DIRECTIONS: Pull out every line with the word "Watch" from the entries below.

EXTRACTED DATA:

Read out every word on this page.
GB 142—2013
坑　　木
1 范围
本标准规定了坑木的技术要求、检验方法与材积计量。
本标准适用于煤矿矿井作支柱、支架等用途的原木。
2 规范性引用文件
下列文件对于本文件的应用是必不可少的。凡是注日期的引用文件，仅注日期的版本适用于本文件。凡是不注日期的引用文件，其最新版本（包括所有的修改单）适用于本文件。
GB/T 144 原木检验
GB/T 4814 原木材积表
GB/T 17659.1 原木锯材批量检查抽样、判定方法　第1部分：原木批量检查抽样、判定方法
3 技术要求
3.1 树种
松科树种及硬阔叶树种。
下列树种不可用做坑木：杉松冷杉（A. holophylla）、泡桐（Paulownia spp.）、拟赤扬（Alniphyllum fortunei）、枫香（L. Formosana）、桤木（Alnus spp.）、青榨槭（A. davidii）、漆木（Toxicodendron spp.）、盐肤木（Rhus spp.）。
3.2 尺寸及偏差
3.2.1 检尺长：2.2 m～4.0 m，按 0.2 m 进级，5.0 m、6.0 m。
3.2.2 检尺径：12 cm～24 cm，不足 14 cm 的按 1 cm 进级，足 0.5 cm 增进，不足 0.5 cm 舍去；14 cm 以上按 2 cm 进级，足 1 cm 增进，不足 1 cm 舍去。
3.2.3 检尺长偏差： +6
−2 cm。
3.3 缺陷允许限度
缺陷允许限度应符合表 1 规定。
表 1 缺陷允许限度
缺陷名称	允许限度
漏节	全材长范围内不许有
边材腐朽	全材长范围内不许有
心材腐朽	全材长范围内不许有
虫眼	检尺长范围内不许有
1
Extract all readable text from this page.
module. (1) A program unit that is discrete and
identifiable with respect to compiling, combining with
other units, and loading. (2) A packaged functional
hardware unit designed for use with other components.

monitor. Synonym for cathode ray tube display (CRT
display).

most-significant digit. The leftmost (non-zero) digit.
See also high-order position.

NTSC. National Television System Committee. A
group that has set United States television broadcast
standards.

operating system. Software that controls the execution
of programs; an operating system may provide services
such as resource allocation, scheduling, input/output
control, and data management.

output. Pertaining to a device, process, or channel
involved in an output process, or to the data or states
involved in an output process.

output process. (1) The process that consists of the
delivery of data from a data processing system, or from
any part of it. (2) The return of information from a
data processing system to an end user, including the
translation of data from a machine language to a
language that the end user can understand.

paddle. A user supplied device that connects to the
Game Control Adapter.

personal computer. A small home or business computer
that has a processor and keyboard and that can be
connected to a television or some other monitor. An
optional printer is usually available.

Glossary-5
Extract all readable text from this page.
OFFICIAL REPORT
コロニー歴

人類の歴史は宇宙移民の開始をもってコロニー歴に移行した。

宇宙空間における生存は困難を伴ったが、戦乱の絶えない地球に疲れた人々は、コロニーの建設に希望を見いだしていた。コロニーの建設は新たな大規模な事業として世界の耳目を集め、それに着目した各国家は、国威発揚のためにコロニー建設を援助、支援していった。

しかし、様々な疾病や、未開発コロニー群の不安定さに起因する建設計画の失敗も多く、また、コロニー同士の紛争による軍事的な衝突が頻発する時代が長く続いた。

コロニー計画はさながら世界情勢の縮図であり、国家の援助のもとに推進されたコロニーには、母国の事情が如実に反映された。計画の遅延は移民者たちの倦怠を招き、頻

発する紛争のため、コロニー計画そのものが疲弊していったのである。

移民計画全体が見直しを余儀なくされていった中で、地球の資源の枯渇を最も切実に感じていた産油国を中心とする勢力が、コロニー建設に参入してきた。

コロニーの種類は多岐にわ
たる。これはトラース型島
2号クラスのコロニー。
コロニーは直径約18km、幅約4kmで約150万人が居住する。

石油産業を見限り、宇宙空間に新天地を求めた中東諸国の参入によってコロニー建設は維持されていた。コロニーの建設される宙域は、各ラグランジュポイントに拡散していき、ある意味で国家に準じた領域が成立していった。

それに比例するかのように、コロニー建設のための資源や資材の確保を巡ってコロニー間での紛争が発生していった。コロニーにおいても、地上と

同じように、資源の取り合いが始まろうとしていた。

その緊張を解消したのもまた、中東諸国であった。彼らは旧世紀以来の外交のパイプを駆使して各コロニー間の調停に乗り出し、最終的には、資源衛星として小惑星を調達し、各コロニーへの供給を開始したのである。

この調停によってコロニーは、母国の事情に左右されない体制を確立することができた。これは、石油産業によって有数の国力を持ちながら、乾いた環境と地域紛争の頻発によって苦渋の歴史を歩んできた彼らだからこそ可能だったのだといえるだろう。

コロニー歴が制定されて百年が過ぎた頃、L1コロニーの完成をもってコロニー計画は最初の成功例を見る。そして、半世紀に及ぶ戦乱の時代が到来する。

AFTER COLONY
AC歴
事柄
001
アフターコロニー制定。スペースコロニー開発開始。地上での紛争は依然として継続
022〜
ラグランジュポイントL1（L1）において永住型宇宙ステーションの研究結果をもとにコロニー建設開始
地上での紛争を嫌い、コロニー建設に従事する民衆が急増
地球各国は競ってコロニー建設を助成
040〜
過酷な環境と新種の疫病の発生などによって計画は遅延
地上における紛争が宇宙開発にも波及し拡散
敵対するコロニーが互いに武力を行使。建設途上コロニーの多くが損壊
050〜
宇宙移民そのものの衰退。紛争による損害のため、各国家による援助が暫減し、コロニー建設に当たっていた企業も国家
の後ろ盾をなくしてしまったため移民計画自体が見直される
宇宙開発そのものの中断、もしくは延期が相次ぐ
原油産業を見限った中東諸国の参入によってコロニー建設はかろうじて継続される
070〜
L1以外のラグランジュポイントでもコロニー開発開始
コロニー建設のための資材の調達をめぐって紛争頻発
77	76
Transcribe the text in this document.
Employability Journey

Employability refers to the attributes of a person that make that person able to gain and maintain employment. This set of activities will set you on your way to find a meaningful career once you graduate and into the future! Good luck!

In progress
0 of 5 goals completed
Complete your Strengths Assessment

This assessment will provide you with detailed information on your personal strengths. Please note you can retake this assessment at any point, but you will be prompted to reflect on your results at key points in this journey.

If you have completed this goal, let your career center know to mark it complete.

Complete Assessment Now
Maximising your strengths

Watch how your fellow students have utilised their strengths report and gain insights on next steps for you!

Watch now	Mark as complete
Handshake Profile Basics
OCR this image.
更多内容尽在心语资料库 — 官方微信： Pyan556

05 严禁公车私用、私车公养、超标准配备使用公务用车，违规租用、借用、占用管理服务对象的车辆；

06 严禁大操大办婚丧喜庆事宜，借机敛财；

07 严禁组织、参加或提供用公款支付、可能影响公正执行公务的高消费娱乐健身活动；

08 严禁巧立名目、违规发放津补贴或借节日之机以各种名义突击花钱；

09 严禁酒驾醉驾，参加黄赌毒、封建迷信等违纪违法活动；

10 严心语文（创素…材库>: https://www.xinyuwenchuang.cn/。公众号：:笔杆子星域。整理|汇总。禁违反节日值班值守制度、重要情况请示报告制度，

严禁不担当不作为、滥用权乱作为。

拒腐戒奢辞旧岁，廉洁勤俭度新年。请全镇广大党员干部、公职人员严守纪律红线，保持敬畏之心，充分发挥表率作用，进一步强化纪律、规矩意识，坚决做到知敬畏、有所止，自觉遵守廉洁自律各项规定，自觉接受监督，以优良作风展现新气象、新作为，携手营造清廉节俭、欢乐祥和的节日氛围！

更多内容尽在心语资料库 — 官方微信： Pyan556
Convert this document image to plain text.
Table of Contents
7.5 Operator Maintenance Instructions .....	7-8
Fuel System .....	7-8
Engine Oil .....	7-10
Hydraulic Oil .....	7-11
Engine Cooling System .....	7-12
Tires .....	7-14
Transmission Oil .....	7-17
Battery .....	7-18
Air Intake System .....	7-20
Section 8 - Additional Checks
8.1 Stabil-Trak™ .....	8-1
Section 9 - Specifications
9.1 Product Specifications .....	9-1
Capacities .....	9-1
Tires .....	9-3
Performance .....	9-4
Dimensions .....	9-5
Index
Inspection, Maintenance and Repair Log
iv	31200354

FINISHED ANSWER:
Watch how your fellow students have utilised their strengths report and gain insights on next steps for you!
Watch now	Mark as complete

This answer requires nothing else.